Prompt: Pull every "Internet" line out of the data below.

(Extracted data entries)

+ + + +

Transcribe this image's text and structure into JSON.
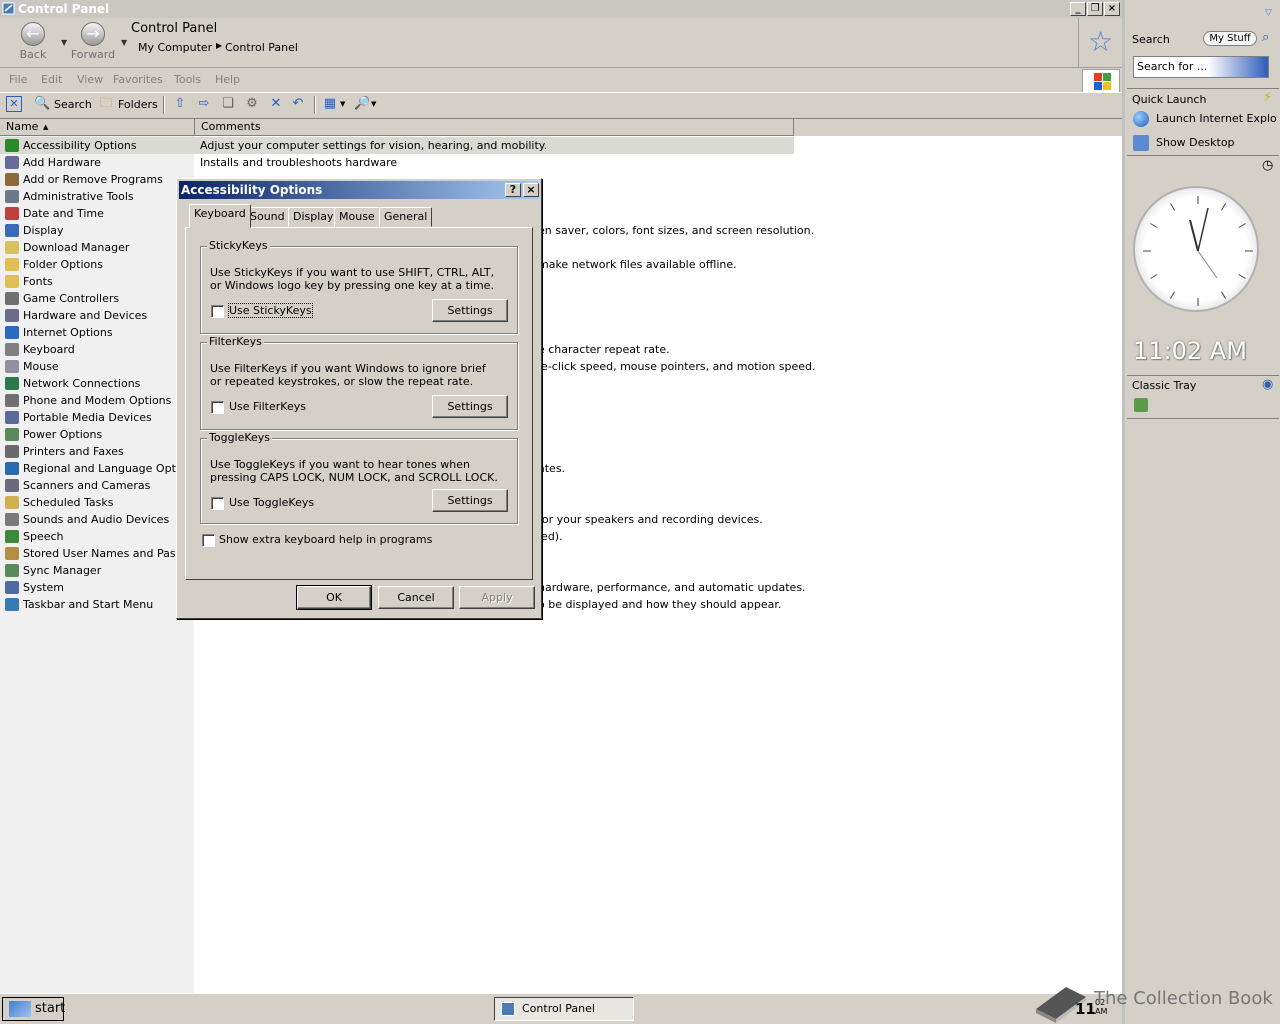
{
  "window": {
    "title": "Control Panel"
  },
  "nav": {
    "back": "Back",
    "forward": "Forward",
    "title": "Control Panel",
    "crumb1": "My Computer",
    "crumb2": "Control Panel"
  },
  "menu": {
    "file": "File",
    "edit": "Edit",
    "view": "View",
    "favorites": "Favorites",
    "tools": "Tools",
    "help": "Help"
  },
  "toolbar": {
    "search": "Search",
    "folders": "Folders"
  },
  "list": {
    "col_name": "Name",
    "col_comments": "Comments",
    "items": [
      {
        "name": "Accessibility Options",
        "comment": "Adjust your computer settings for vision, hearing, and mobility.",
        "color": "#2a8a2a"
      },
      {
        "name": "Add Hardware",
        "comment": "Installs and troubleshoots hardware",
        "color": "#6a6a9a"
      },
      {
        "name": "Add or Remove Programs",
        "comment": "",
        "color": "#8a6a3a"
      },
      {
        "name": "Administrative Tools",
        "comment": "",
        "color": "#6a7a8a"
      },
      {
        "name": "Date and Time",
        "comment": "",
        "color": "#c04040"
      },
      {
        "name": "Display",
        "comment": "en saver, colors, font sizes, and screen resolution.",
        "color": "#3a6ab8"
      },
      {
        "name": "Download Manager",
        "comment": "",
        "color": "#d8c060"
      },
      {
        "name": "Folder Options",
        "comment": "make network files available offline.",
        "color": "#e0c050"
      },
      {
        "name": "Fonts",
        "comment": "",
        "color": "#e0c050"
      },
      {
        "name": "Game Controllers",
        "comment": "",
        "color": "#707070"
      },
      {
        "name": "Hardware and Devices",
        "comment": "",
        "color": "#6a6a8a"
      },
      {
        "name": "Internet Options",
        "comment": "",
        "color": "#2a6ac0"
      },
      {
        "name": "Keyboard",
        "comment": "e character repeat rate.",
        "color": "#808080"
      },
      {
        "name": "Mouse",
        "comment": "le-click speed, mouse pointers, and motion speed.",
        "color": "#9090a0"
      },
      {
        "name": "Network Connections",
        "comment": "",
        "color": "#2a7a4a"
      },
      {
        "name": "Phone and Modem Options",
        "comment": "",
        "color": "#707070"
      },
      {
        "name": "Portable Media Devices",
        "comment": "",
        "color": "#5a6a9a"
      },
      {
        "name": "Power Options",
        "comment": "",
        "color": "#5a8a5a"
      },
      {
        "name": "Printers and Faxes",
        "comment": "",
        "color": "#6a6a6a"
      },
      {
        "name": "Regional and Language Options",
        "comment": "ates.",
        "color": "#2a6ab0"
      },
      {
        "name": "Scanners and Cameras",
        "comment": "",
        "color": "#6a6a7a"
      },
      {
        "name": "Scheduled Tasks",
        "comment": "",
        "color": "#d0b050"
      },
      {
        "name": "Sounds and Audio Devices",
        "comment": "for your speakers and recording devices.",
        "color": "#7a7a7a"
      },
      {
        "name": "Speech",
        "comment": "led).",
        "color": "#3a8a3a"
      },
      {
        "name": "Stored User Names and Passwo",
        "comment": "",
        "color": "#b09040"
      },
      {
        "name": "Sync Manager",
        "comment": "",
        "color": "#5a8a5a"
      },
      {
        "name": "System",
        "comment": "hardware, performance, and automatic updates.",
        "color": "#4a6aa0"
      },
      {
        "name": "Taskbar and Start Menu",
        "comment": "o be displayed and how they should appear.",
        "color": "#3a7ab0"
      }
    ]
  },
  "dialog": {
    "title": "Accessibility Options",
    "help_btn": "?",
    "close_btn": "×",
    "tabs": [
      "Keyboard",
      "Sound",
      "Display",
      "Mouse",
      "General"
    ],
    "stickykeys": {
      "legend": "StickyKeys",
      "desc": "Use StickyKeys if you want to use SHIFT, CTRL, ALT, or Windows logo key by pressing one key at a time.",
      "check": "Use StickyKeys",
      "settings": "Settings"
    },
    "filterkeys": {
      "legend": "FilterKeys",
      "desc": "Use FilterKeys if you want Windows to ignore brief or repeated keystrokes, or slow the repeat rate.",
      "check": "Use FilterKeys",
      "settings": "Settings"
    },
    "togglekeys": {
      "legend": "ToggleKeys",
      "desc": "Use ToggleKeys if you want to hear tones when pressing CAPS LOCK, NUM LOCK, and SCROLL LOCK.",
      "check": "Use ToggleKeys",
      "settings": "Settings"
    },
    "extra_help": "Show extra keyboard help in programs",
    "ok": "OK",
    "cancel": "Cancel",
    "apply": "Apply"
  },
  "sidebar": {
    "search_title": "Search",
    "my_stuff": "My Stuff",
    "search_placeholder": "Search for ...",
    "quick_launch": "Quick Launch",
    "ql_items": [
      "Launch Internet Explore",
      "Show Desktop"
    ],
    "clock_time": "11:02 AM",
    "classic_tray": "Classic Tray"
  },
  "taskbar": {
    "start": "start",
    "task": "Control Panel",
    "time_big": "11",
    "time_small": "02",
    "time_ampm": "AM"
  },
  "watermark": "The Collection Book"
}
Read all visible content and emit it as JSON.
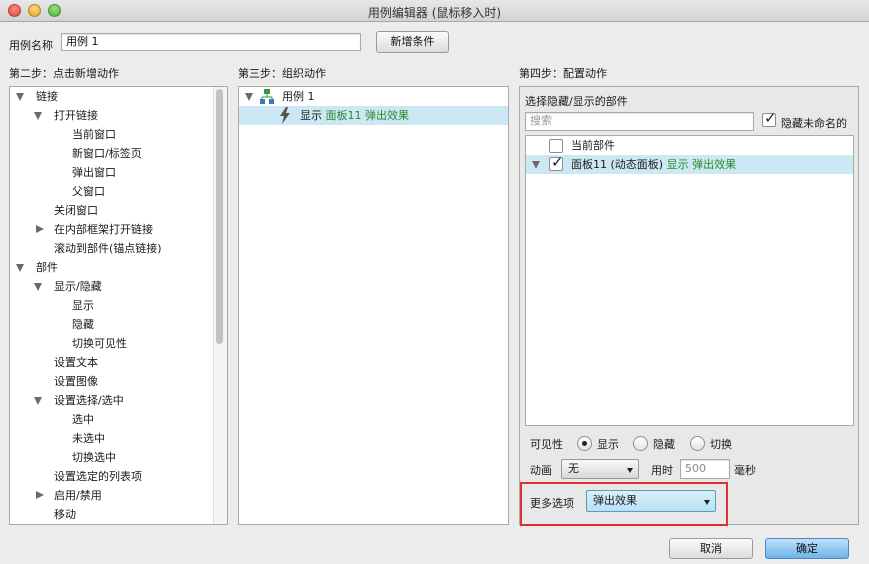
{
  "window": {
    "title": "用例编辑器 (鼠标移入时)"
  },
  "case_name": {
    "label": "用例名称",
    "value": "用例 1",
    "add_condition": "新增条件"
  },
  "step2": {
    "title": "第二步：点击新增动作",
    "items": [
      {
        "label": "链接"
      },
      {
        "label": "打开链接"
      },
      {
        "label": "当前窗口"
      },
      {
        "label": "新窗口/标签页"
      },
      {
        "label": "弹出窗口"
      },
      {
        "label": "父窗口"
      },
      {
        "label": "关闭窗口"
      },
      {
        "label": "在内部框架打开链接"
      },
      {
        "label": "滚动到部件(锚点链接)"
      },
      {
        "label": "部件"
      },
      {
        "label": "显示/隐藏"
      },
      {
        "label": "显示"
      },
      {
        "label": "隐藏"
      },
      {
        "label": "切换可见性"
      },
      {
        "label": "设置文本"
      },
      {
        "label": "设置图像"
      },
      {
        "label": "设置选择/选中"
      },
      {
        "label": "选中"
      },
      {
        "label": "未选中"
      },
      {
        "label": "切换选中"
      },
      {
        "label": "设置选定的列表项"
      },
      {
        "label": "启用/禁用"
      },
      {
        "label": "移动"
      }
    ]
  },
  "step3": {
    "title": "第三步：组织动作",
    "case": "用例 1",
    "action_verb": "显示",
    "action_detail": "面板11 弹出效果"
  },
  "step4": {
    "title": "第四步：配置动作",
    "choose_label": "选择隐藏/显示的部件",
    "search_placeholder": "搜索",
    "hide_unnamed": "隐藏未命名的",
    "widgets": [
      {
        "label": "当前部件",
        "detail": ""
      },
      {
        "label": "面板11 (动态面板)",
        "detail": "显示 弹出效果"
      }
    ],
    "visibility": {
      "label": "可见性",
      "options": [
        "显示",
        "隐藏",
        "切换"
      ],
      "selected": "显示"
    },
    "animation": {
      "label": "动画",
      "value": "无",
      "duration_label": "用时",
      "duration_value": "500",
      "unit": "毫秒"
    },
    "more": {
      "label": "更多选项",
      "value": "弹出效果"
    }
  },
  "footer": {
    "cancel": "取消",
    "ok": "确定"
  },
  "colors": {
    "selection": "#cce8f4",
    "accent": "#e03030",
    "green_text": "#2a8a2a"
  }
}
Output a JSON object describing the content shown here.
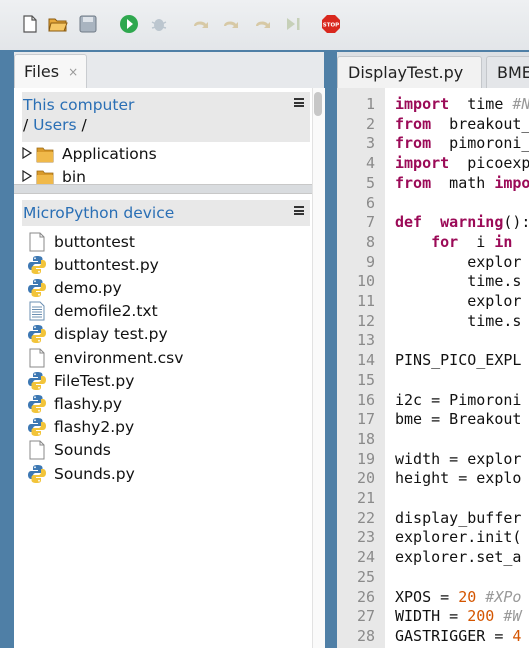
{
  "toolbar": {
    "buttons": [
      "new-file-icon",
      "open-folder-icon",
      "save-icon",
      "run-icon",
      "debug-icon",
      "step-over-icon",
      "step-into-icon",
      "step-out-icon",
      "resume-icon",
      "stop-icon"
    ],
    "stop_label": "STOP"
  },
  "files_panel": {
    "tab_label": "Files",
    "tab_close": "×",
    "computer": {
      "title": "This computer",
      "path": [
        "/",
        "Users",
        "/"
      ],
      "items": [
        {
          "label": "Applications",
          "type": "folder"
        },
        {
          "label": "bin",
          "type": "folder"
        }
      ]
    },
    "device": {
      "title": "MicroPython device",
      "items": [
        {
          "label": "buttontest",
          "type": "file"
        },
        {
          "label": "buttontest.py",
          "type": "python"
        },
        {
          "label": "demo.py",
          "type": "python"
        },
        {
          "label": "demofile2.txt",
          "type": "text"
        },
        {
          "label": "display test.py",
          "type": "python"
        },
        {
          "label": "environment.csv",
          "type": "file"
        },
        {
          "label": "FileTest.py",
          "type": "python"
        },
        {
          "label": "flashy.py",
          "type": "python"
        },
        {
          "label": "flashy2.py",
          "type": "python"
        },
        {
          "label": "Sounds",
          "type": "file"
        },
        {
          "label": "Sounds.py",
          "type": "python"
        }
      ]
    }
  },
  "editor": {
    "tabs": [
      "DisplayTest.py",
      "BME"
    ],
    "lines": [
      {
        "n": "1",
        "segs": [
          [
            "kw",
            "import"
          ],
          [
            "",
            "  time "
          ],
          [
            "cm",
            "#N"
          ]
        ]
      },
      {
        "n": "2",
        "segs": [
          [
            "kw",
            "from"
          ],
          [
            "",
            "  breakout_"
          ]
        ]
      },
      {
        "n": "3",
        "segs": [
          [
            "kw",
            "from"
          ],
          [
            "",
            "  pimoroni_"
          ]
        ]
      },
      {
        "n": "4",
        "segs": [
          [
            "kw",
            "import"
          ],
          [
            "",
            "  picoexp"
          ]
        ]
      },
      {
        "n": "5",
        "segs": [
          [
            "kw",
            "from"
          ],
          [
            "",
            "  math "
          ],
          [
            "kw",
            "impo"
          ]
        ]
      },
      {
        "n": "6",
        "segs": []
      },
      {
        "n": "7",
        "segs": [
          [
            "kw",
            "def"
          ],
          [
            "",
            "  "
          ],
          [
            "kw",
            "warning"
          ],
          [
            "",
            "():"
          ]
        ]
      },
      {
        "n": "8",
        "segs": [
          [
            "",
            "    "
          ],
          [
            "kw",
            "for"
          ],
          [
            "",
            "  i "
          ],
          [
            "kw",
            "in"
          ],
          [
            "",
            "  r"
          ]
        ]
      },
      {
        "n": "9",
        "segs": [
          [
            "",
            "        explor"
          ]
        ]
      },
      {
        "n": "10",
        "segs": [
          [
            "",
            "        time.s"
          ]
        ]
      },
      {
        "n": "11",
        "segs": [
          [
            "",
            "        explor"
          ]
        ]
      },
      {
        "n": "12",
        "segs": [
          [
            "",
            "        time.s"
          ]
        ]
      },
      {
        "n": "13",
        "segs": []
      },
      {
        "n": "14",
        "segs": [
          [
            "",
            "PINS_PICO_EXPL"
          ]
        ]
      },
      {
        "n": "15",
        "segs": []
      },
      {
        "n": "16",
        "segs": [
          [
            "",
            "i2c = Pimoroni"
          ]
        ]
      },
      {
        "n": "17",
        "segs": [
          [
            "",
            "bme = Breakout"
          ]
        ]
      },
      {
        "n": "18",
        "segs": []
      },
      {
        "n": "19",
        "segs": [
          [
            "",
            "width = explor"
          ]
        ]
      },
      {
        "n": "20",
        "segs": [
          [
            "",
            "height = explo"
          ]
        ]
      },
      {
        "n": "21",
        "segs": []
      },
      {
        "n": "22",
        "segs": [
          [
            "",
            "display_buffer"
          ]
        ]
      },
      {
        "n": "23",
        "segs": [
          [
            "",
            "explorer.init("
          ]
        ]
      },
      {
        "n": "24",
        "segs": [
          [
            "",
            "explorer.set_a"
          ]
        ]
      },
      {
        "n": "25",
        "segs": []
      },
      {
        "n": "26",
        "segs": [
          [
            "",
            "XPOS = "
          ],
          [
            "num",
            "20"
          ],
          [
            "cm",
            " #XPo"
          ]
        ]
      },
      {
        "n": "27",
        "segs": [
          [
            "",
            "WIDTH = "
          ],
          [
            "num",
            "200"
          ],
          [
            "cm",
            " #W"
          ]
        ]
      },
      {
        "n": "28",
        "segs": [
          [
            "",
            "GASTRIGGER = "
          ],
          [
            "num",
            "4"
          ]
        ]
      }
    ]
  }
}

+ + + +

Response:
        "name": "Internet Options",
      "Launch Internet Explore",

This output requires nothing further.